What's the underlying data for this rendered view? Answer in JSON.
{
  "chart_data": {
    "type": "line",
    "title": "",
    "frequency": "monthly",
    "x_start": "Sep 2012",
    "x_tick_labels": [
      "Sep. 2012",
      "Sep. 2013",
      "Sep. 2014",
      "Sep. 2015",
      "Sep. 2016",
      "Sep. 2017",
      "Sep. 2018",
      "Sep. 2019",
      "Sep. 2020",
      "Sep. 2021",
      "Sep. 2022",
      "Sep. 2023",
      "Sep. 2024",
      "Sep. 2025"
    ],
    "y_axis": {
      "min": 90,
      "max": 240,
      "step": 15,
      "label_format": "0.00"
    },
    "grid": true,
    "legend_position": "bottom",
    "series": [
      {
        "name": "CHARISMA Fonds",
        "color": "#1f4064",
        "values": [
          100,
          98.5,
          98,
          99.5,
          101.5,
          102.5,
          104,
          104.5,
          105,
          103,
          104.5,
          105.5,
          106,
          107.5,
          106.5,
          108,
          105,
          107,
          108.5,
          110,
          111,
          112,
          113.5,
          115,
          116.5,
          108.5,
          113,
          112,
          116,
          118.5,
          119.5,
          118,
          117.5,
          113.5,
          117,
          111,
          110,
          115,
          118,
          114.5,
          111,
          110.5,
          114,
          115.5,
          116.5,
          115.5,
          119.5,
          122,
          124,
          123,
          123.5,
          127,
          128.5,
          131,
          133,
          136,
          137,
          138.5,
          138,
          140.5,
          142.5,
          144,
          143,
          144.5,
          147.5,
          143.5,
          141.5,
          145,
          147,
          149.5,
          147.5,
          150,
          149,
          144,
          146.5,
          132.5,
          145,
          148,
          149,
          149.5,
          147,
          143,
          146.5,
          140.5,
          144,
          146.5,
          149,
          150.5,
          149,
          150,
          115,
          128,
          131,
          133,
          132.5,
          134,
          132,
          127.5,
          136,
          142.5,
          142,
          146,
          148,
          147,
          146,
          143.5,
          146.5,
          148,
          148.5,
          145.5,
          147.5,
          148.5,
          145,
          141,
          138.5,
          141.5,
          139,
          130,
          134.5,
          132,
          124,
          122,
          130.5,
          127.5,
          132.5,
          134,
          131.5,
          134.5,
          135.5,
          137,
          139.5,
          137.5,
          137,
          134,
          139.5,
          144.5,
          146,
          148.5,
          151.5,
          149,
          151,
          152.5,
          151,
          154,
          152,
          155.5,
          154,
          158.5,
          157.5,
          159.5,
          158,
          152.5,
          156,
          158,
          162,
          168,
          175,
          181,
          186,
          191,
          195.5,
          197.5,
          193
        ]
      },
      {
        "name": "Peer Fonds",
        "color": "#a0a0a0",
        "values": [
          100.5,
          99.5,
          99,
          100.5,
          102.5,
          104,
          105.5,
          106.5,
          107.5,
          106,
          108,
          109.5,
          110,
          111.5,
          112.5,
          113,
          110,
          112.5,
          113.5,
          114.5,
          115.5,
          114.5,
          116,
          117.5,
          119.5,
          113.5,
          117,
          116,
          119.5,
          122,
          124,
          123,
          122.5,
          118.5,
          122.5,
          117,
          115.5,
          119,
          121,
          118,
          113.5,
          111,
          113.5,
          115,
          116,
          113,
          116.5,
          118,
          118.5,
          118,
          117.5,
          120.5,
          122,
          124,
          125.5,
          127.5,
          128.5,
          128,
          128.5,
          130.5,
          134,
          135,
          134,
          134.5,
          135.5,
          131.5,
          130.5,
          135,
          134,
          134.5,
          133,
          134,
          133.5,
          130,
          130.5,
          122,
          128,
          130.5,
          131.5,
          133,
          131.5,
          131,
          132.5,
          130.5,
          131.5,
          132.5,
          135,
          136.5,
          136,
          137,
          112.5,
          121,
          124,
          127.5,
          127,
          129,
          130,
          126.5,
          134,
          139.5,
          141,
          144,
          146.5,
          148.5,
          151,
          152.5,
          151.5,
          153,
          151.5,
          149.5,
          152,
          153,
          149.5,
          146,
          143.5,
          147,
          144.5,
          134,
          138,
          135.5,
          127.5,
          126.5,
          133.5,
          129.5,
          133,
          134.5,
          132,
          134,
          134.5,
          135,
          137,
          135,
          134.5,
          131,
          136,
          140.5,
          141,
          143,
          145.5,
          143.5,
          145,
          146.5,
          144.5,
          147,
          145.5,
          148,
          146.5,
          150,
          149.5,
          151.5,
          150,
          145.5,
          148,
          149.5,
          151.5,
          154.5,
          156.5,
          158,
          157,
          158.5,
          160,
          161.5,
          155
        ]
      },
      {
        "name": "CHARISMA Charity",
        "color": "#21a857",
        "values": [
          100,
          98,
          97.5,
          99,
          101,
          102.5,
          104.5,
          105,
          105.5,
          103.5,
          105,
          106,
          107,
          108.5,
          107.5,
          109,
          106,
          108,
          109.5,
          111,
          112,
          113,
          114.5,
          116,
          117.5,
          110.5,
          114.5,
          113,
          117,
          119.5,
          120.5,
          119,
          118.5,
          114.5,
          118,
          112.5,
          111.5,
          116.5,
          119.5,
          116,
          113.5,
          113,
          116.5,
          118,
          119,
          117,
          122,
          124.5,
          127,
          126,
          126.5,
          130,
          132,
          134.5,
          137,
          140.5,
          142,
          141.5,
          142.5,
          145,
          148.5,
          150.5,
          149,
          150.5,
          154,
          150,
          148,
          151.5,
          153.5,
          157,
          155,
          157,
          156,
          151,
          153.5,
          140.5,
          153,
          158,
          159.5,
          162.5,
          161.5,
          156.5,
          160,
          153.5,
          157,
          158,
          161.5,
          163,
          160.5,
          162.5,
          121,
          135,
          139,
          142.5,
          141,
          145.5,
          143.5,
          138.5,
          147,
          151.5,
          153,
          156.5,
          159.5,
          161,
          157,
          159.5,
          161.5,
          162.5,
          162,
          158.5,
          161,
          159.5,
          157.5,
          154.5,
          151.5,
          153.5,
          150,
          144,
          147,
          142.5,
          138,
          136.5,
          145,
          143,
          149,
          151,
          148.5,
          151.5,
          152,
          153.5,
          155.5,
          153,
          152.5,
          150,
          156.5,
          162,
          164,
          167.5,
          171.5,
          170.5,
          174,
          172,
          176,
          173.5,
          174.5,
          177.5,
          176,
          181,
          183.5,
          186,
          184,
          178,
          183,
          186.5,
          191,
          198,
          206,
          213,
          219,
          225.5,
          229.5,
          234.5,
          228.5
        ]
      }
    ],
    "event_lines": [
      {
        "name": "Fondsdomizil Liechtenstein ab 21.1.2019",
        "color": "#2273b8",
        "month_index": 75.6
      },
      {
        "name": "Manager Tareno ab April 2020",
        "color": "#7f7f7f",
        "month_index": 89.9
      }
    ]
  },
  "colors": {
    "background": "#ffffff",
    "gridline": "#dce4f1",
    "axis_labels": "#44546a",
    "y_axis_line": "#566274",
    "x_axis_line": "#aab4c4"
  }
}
________________
#### WHAT TO WORK ON
Show all lines in the entries above where the word "CHARISMA" appears.

#### FINAL RESULT
        "name": "CHARISMA Fonds",
        "name": "CHARISMA Charity",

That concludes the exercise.